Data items

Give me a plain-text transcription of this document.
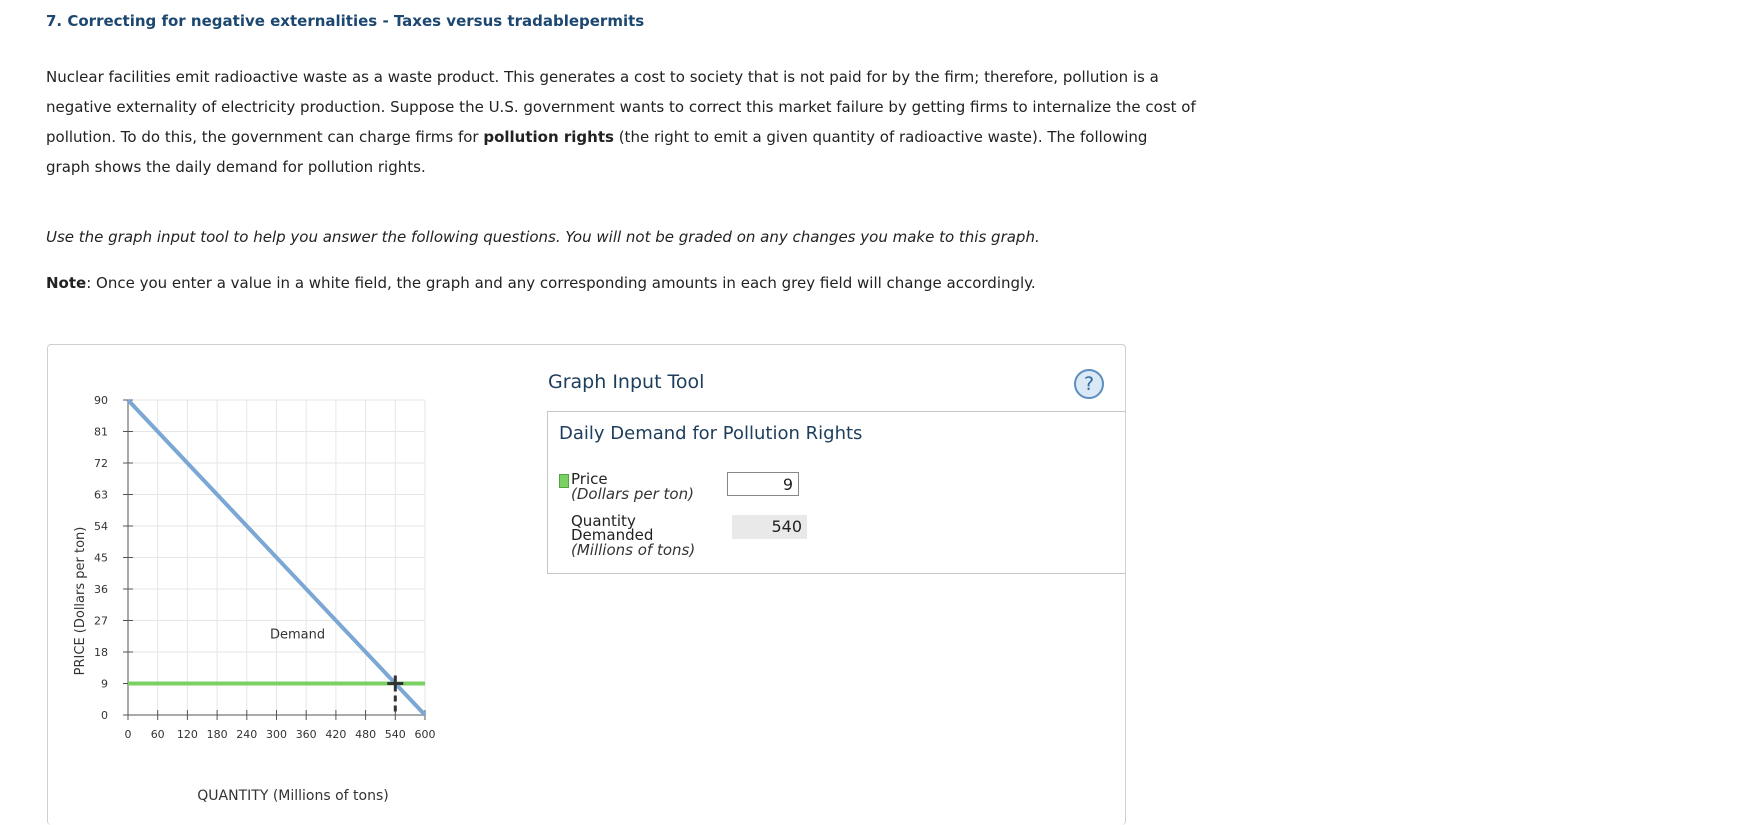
7. Correcting for negative externalities - Taxes versus tradablepermits
Nuclear facilities emit radioactive waste as a waste product. This generates a cost to society that is not paid for by the firm; therefore, pollution is a negative externality of electricity production. Suppose the U.S. government wants to correct this market failure by getting firms to internalize the cost of pollution. To do this, the government can charge firms for pollution rights (the right to emit a given quantity of radioactive waste). The following graph shows the daily demand for pollution rights.
Use the graph input tool to help you answer the following questions. You will not be graded on any changes you make to this graph.
Note: Once you enter a value in a white field, the graph and any corresponding amounts in each grey field will change accordingly.
0 60 120 180 240 300 360 420 480 540 600
0
9
18
27
36
45
54
63
72
81
90
Demand
QUANTITY (Millions of tons)
PRICE (Dollars per ton)
Graph Input Tool	?
Daily Demand for Pollution Rights
Price
(Dollars per ton)
9
Quantity
Demanded
(Millions of tons)
540
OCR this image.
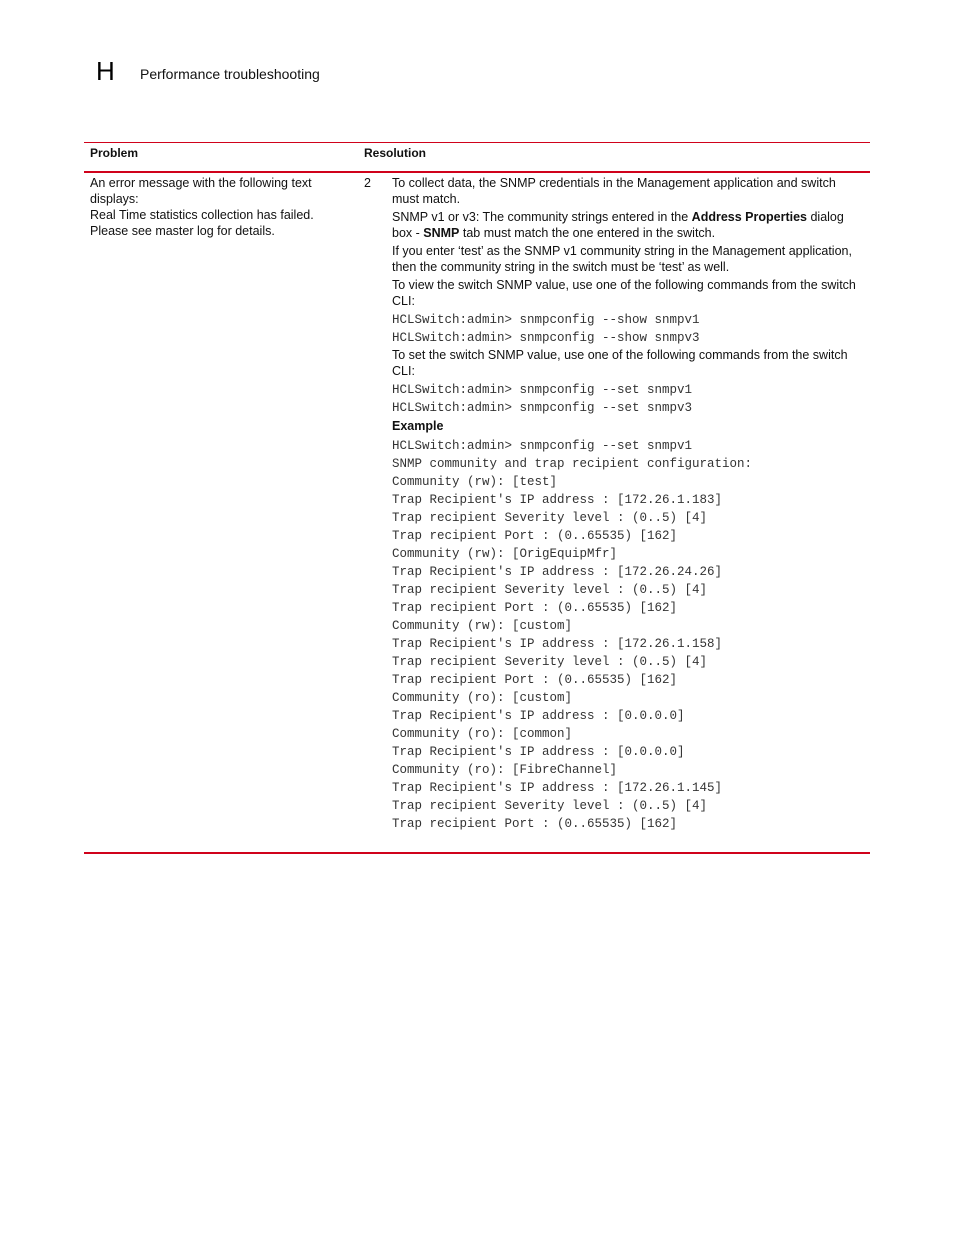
H Performance troubleshooting
Problem	Resolution
An error message with the following text
displays:
Real Time statistics collection has failed.
Please see master log for details.
2 To collect data, the SNMP credentials in the Management application and switch must match.

SNMP v1 or v3: The community strings entered in the Address Properties dialog box - SNMP tab must match the one entered in the switch.

If you enter ‘test’ as the SNMP v1 community string in the Management application, then the community string in the switch must be ‘test’ as well.

To view the switch SNMP value, use one of the following commands from the switch CLI:

HCLSwitch:admin> snmpconfig --show snmpv1
HCLSwitch:admin> snmpconfig --show snmpv3

To set the switch SNMP value, use one of the following commands from the switch CLI:

HCLSwitch:admin> snmpconfig --set snmpv1
HCLSwitch:admin> snmpconfig --set snmpv3

Example

HCLSwitch:admin> snmpconfig --set snmpv1
SNMP community and trap recipient configuration:
Community (rw): [test]
Trap Recipient's IP address : [172.26.1.183]
Trap recipient Severity level : (0..5) [4]
Trap recipient Port : (0..65535) [162]
Community (rw): [OrigEquipMfr]
Trap Recipient's IP address : [172.26.24.26]
Trap recipient Severity level : (0..5) [4]
Trap recipient Port : (0..65535) [162]
Community (rw): [custom]
Trap Recipient's IP address : [172.26.1.158]
Trap recipient Severity level : (0..5) [4]
Trap recipient Port : (0..65535) [162]
Community (ro): [custom]
Trap Recipient's IP address : [0.0.0.0]
Community (ro): [common]
Trap Recipient's IP address : [0.0.0.0]
Community (ro): [FibreChannel]
Trap Recipient's IP address : [172.26.1.145]
Trap recipient Severity level : (0..5) [4]
Trap recipient Port : (0..65535) [162]
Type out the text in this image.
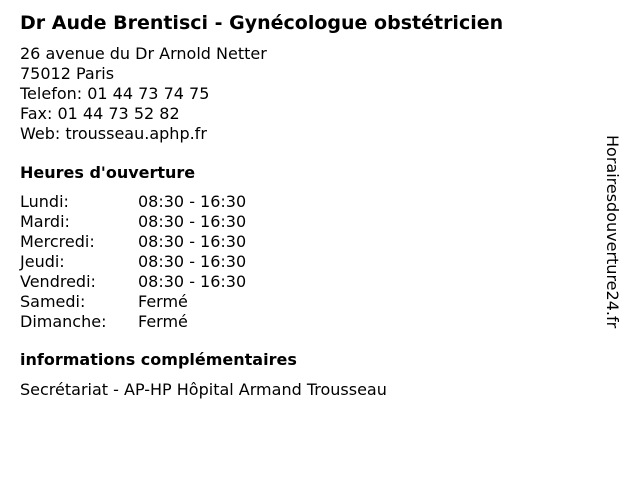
Dr Aude Brentisci - Gynécologue obstétricien
26 avenue du Dr Arnold Netter
75012 Paris
Telefon: 01 44 73 74 75
Fax: 01 44 73 52 82
Web: trousseau.aphp.fr
Heures d'ouverture
Lundi:	08:30 - 16:30
Mardi:	08:30 - 16:30
Mercredi:	08:30 - 16:30
Jeudi:	08:30 - 16:30
Vendredi:	08:30 - 16:30
Samedi:	Fermé
Dimanche:	Fermé
informations complémentaires
Secrétariat - AP-HP Hôpital Armand Trousseau
Horairesdouverture24.fr
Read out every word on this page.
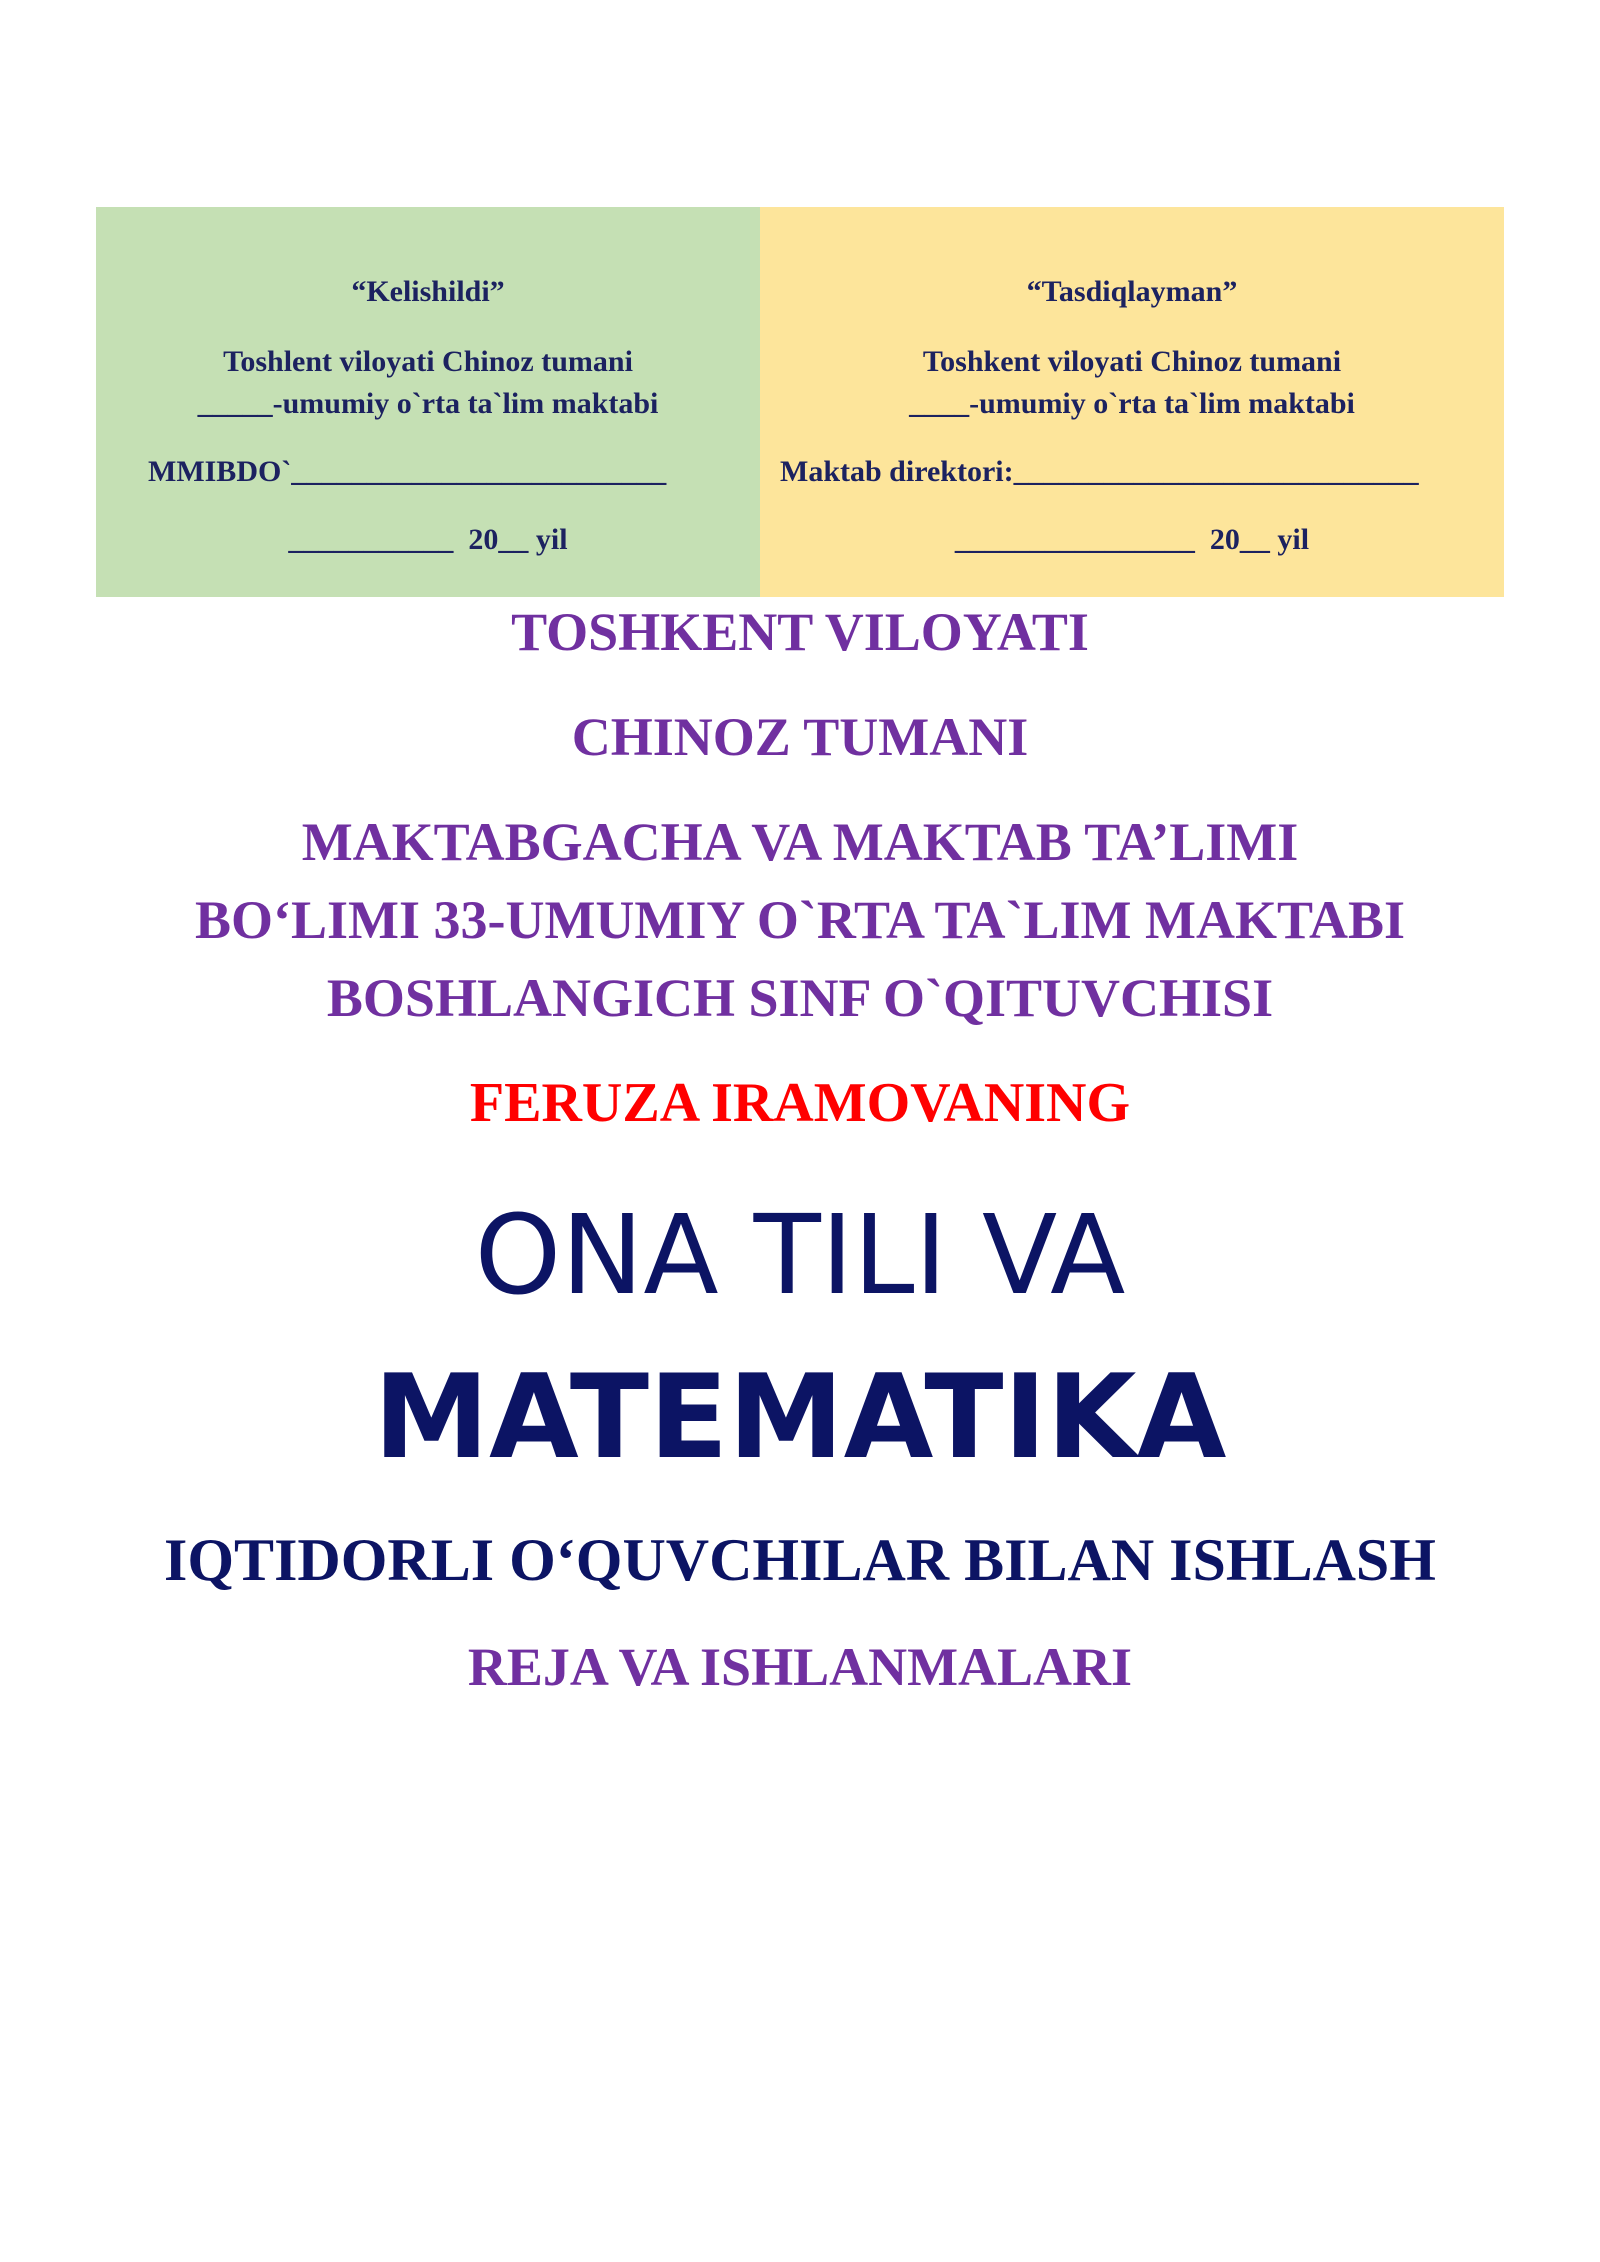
“Kelishildi”
Toshlent viloyati Chinoz tumani
_____-umumiy o`rta ta`lim maktabi
MMIBDO`_________________________
___________  20__ yil
“Tasdiqlayman”
Toshkent viloyati Chinoz tumani
____-umumiy o`rta ta`lim maktabi
Maktab direktori:___________________________
________________  20__ yil
TOSHKENT VILOYATI
CHINOZ TUMANI
MAKTABGACHA VA MAKTAB TA’LIMI
BO‘LIMI 33-UMUMIY O`RTA TA`LIM MAKTABI
BOSHLANGICH SINF O`QITUVCHISI
FERUZA IRAMOVANING
ONA TILI VA
MATEMATIKA
IQTIDORLI O‘QUVCHILAR BILAN ISHLASH
REJA VA ISHLANMALARI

Challenge: Using the data above, print every line exactly, omitting pictures.

Answer in full:
Give me a plain-text transcription of this document.
7. Correcting for negative externalities - Taxes versus tradablepermits
Nuclear facilities emit radioactive waste as a waste product. This generates a cost to society that is not paid for by the firm; therefore, pollution is a negative externality of electricity production. Suppose the U.S. government wants to correct this market failure by getting firms to internalize the cost of pollution. To do this, the government can charge firms for pollution rights (the right to emit a given quantity of radioactive waste). The following graph shows the daily demand for pollution rights.
Use the graph input tool to help you answer the following questions. You will not be graded on any changes you make to this graph.
Note: Once you enter a value in a white field, the graph and any corresponding amounts in each grey field will change accordingly.
0 60 120 180 240 300 360 420 480 540 600
0
9
18
27
36
45
54
63
72
81
90
Demand
QUANTITY (Millions of tons)
PRICE (Dollars per ton)
Graph Input Tool	?
Daily Demand for Pollution Rights
Price
(Dollars per ton)
9
Quantity
Demanded
(Millions of tons)
540
OCR this image.
H Performance troubleshooting
Problem	Resolution
An error message with the following text
displays:
Real Time statistics collection has failed.
Please see master log for details.
2 To collect data, the SNMP credentials in the Management application and switch must match.

SNMP v1 or v3: The community strings entered in the Address Properties dialog box - SNMP tab must match the one entered in the switch.

If you enter ‘test’ as the SNMP v1 community string in the Management application, then the community string in the switch must be ‘test’ as well.

To view the switch SNMP value, use one of the following commands from the switch CLI:

HCLSwitch:admin> snmpconfig --show snmpv1
HCLSwitch:admin> snmpconfig --show snmpv3

To set the switch SNMP value, use one of the following commands from the switch CLI:

HCLSwitch:admin> snmpconfig --set snmpv1
HCLSwitch:admin> snmpconfig --set snmpv3

Example

HCLSwitch:admin> snmpconfig --set snmpv1
SNMP community and trap recipient configuration:
Community (rw): [test]
Trap Recipient's IP address : [172.26.1.183]
Trap recipient Severity level : (0..5) [4]
Trap recipient Port : (0..65535) [162]
Community (rw): [OrigEquipMfr]
Trap Recipient's IP address : [172.26.24.26]
Trap recipient Severity level : (0..5) [4]
Trap recipient Port : (0..65535) [162]
Community (rw): [custom]
Trap Recipient's IP address : [172.26.1.158]
Trap recipient Severity level : (0..5) [4]
Trap recipient Port : (0..65535) [162]
Community (ro): [custom]
Trap Recipient's IP address : [0.0.0.0]
Community (ro): [common]
Trap Recipient's IP address : [0.0.0.0]
Community (ro): [FibreChannel]
Trap Recipient's IP address : [172.26.1.145]
Trap recipient Severity level : (0..5) [4]
Trap recipient Port : (0..65535) [162]
Type out the text in this image.
Dr Aude Brentisci - Gynécologue obstétricien
26 avenue du Dr Arnold Netter
75012 Paris
Telefon: 01 44 73 74 75
Fax: 01 44 73 52 82
Web: trousseau.aphp.fr
Heures d'ouverture
Lundi:	08:30 - 16:30
Mardi:	08:30 - 16:30
Mercredi:	08:30 - 16:30
Jeudi:	08:30 - 16:30
Vendredi:	08:30 - 16:30
Samedi:	Fermé
Dimanche:	Fermé
informations complémentaires
Secrétariat - AP-HP Hôpital Armand Trousseau
Horairesdouverture24.fr
Read out every word on this page.
“Kelishildi”
Toshlent viloyati Chinoz tumani
_____-umumiy o`rta ta`lim maktabi
MMIBDO`_________________________
___________  20__ yil
“Tasdiqlayman”
Toshkent viloyati Chinoz tumani
____-umumiy o`rta ta`lim maktabi
Maktab direktori:___________________________
________________  20__ yil
TOSHKENT VILOYATI
CHINOZ TUMANI
MAKTABGACHA VA MAKTAB TA’LIMI
BO‘LIMI 33-UMUMIY O`RTA TA`LIM MAKTABI
BOSHLANGICH SINF O`QITUVCHISI
FERUZA IRAMOVANING
ONA TILI VA
MATEMATIKA
IQTIDORLI O‘QUVCHILAR BILAN ISHLASH
REJA VA ISHLANMALARI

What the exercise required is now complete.